◆ **JOB**
Copy the lines below word for word, from the line containing "bars: [332, 176, 1536, 676]" up to and including the line containing "x-tick-label: Motiviert zu", and nothing else.

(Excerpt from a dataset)
BEGIN

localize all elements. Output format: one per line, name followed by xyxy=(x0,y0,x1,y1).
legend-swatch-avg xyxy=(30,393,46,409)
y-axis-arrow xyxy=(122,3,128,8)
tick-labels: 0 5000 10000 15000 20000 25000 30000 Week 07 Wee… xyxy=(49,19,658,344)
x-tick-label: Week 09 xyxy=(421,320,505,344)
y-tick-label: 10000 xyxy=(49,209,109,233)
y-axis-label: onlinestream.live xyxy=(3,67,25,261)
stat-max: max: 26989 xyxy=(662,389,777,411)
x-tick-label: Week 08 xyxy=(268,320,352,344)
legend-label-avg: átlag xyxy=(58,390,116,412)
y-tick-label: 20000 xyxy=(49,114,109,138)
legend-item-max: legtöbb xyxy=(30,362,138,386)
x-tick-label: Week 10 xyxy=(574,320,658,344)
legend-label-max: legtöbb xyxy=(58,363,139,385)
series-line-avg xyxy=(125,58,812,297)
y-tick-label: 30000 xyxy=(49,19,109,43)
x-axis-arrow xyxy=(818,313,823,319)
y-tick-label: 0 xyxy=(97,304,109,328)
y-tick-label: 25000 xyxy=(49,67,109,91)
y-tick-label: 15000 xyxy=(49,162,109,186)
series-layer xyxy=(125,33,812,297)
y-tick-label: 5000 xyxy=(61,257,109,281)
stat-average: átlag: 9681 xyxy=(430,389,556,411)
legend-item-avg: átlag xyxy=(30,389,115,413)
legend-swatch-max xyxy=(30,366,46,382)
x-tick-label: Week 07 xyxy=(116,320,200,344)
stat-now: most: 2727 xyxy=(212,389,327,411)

END
BEGIN

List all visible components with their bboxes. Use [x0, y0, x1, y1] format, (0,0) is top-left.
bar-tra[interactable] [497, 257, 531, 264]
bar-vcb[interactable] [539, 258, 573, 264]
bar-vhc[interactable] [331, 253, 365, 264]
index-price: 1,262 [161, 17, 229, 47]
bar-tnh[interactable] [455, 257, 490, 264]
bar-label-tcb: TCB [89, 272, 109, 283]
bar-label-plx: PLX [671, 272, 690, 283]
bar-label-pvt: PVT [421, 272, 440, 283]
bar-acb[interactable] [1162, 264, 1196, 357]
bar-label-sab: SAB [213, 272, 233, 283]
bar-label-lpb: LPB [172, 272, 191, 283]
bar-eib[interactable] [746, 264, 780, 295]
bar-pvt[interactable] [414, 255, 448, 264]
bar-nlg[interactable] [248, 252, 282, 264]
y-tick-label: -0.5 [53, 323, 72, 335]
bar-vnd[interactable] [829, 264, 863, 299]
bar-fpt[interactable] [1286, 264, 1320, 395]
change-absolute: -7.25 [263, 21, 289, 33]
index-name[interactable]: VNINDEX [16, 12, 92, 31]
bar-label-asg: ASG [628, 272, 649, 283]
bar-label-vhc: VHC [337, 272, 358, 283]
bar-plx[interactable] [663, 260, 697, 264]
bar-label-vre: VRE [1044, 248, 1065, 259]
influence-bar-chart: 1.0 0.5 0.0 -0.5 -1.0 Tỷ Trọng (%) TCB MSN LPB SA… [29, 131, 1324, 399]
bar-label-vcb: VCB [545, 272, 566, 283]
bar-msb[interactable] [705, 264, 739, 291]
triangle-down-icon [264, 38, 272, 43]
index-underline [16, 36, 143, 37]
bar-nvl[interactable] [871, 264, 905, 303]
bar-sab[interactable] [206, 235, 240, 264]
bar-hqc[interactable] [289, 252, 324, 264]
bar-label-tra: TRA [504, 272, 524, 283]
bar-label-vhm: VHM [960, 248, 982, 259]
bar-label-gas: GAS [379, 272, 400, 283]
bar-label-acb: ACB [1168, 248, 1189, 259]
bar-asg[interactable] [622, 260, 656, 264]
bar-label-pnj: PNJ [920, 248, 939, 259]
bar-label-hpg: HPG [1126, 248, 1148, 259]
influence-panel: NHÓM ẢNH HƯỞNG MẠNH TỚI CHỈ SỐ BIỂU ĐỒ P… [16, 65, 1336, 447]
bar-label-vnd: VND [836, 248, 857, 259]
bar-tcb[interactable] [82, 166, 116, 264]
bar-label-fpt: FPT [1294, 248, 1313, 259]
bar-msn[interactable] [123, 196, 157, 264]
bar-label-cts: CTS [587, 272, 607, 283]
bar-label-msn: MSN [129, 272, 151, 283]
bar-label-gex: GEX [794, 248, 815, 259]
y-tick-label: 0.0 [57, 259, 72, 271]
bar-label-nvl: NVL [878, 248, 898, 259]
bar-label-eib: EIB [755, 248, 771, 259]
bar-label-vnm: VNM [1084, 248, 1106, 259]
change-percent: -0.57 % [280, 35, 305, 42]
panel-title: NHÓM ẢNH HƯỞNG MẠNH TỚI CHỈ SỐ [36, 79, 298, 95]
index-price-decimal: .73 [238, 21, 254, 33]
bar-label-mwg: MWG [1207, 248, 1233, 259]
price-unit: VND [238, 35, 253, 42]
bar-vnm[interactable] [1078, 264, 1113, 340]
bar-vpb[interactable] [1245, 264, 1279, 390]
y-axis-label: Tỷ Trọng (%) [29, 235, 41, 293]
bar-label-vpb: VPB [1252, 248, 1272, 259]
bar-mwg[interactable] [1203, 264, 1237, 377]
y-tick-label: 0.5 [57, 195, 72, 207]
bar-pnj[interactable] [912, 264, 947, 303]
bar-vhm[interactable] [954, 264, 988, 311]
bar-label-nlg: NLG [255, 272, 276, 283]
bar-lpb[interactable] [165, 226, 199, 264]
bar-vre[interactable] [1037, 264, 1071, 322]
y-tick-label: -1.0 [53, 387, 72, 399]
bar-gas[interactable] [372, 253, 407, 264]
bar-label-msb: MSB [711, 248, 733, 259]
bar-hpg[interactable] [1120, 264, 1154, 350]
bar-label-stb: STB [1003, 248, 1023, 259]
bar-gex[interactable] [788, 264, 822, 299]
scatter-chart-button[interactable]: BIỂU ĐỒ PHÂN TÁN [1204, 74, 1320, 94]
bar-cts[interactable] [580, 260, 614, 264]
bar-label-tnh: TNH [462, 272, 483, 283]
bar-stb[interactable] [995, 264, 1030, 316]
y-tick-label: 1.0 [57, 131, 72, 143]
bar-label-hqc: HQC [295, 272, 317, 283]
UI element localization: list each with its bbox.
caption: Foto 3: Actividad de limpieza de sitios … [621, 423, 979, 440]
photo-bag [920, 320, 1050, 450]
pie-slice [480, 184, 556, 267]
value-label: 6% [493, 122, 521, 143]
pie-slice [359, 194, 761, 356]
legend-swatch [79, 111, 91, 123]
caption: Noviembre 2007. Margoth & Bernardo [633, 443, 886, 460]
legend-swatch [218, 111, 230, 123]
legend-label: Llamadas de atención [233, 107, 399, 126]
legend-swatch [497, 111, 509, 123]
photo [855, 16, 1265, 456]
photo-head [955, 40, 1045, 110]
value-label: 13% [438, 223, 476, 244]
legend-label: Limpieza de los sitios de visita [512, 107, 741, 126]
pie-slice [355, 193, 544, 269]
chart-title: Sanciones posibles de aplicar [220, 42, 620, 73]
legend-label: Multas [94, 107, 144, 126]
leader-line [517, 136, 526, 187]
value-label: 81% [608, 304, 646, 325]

END
BEGIN

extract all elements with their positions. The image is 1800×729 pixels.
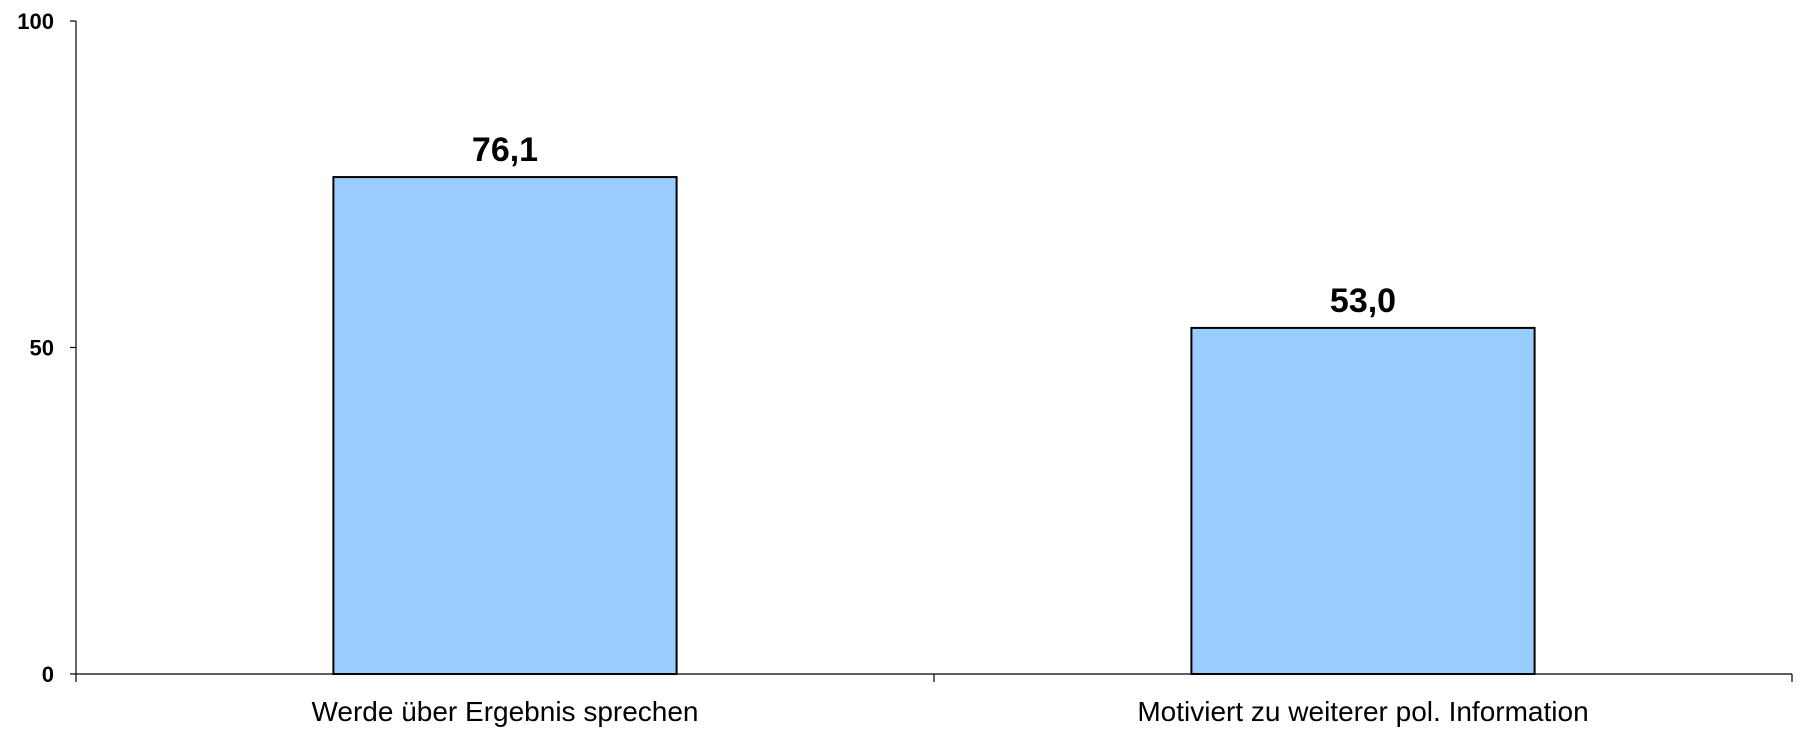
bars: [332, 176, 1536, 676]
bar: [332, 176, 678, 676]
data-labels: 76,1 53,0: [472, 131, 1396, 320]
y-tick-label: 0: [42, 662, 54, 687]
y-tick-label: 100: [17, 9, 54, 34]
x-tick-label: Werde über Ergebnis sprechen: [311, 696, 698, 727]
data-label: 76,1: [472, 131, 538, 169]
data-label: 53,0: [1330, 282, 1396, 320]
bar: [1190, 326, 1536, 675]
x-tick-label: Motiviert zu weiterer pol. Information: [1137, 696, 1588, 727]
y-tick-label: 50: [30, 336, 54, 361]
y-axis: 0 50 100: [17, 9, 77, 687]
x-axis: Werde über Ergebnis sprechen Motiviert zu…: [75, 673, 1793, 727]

END

◆ **SOLUTION**
bars: [332, 176, 1536, 676]
bar: [332, 176, 678, 676]
data-labels: 76,1 53,0: [472, 131, 1396, 320]
y-tick-label: 0: [42, 662, 54, 687]
y-tick-label: 100: [17, 9, 54, 34]
x-tick-label: Werde über Ergebnis sprechen: [311, 696, 698, 727]
data-label: 76,1: [472, 131, 538, 169]
data-label: 53,0: [1330, 282, 1396, 320]
bar: [1190, 326, 1536, 675]
x-tick-label: Motiviert zu weiterer pol. Information: [1137, 696, 1588, 727]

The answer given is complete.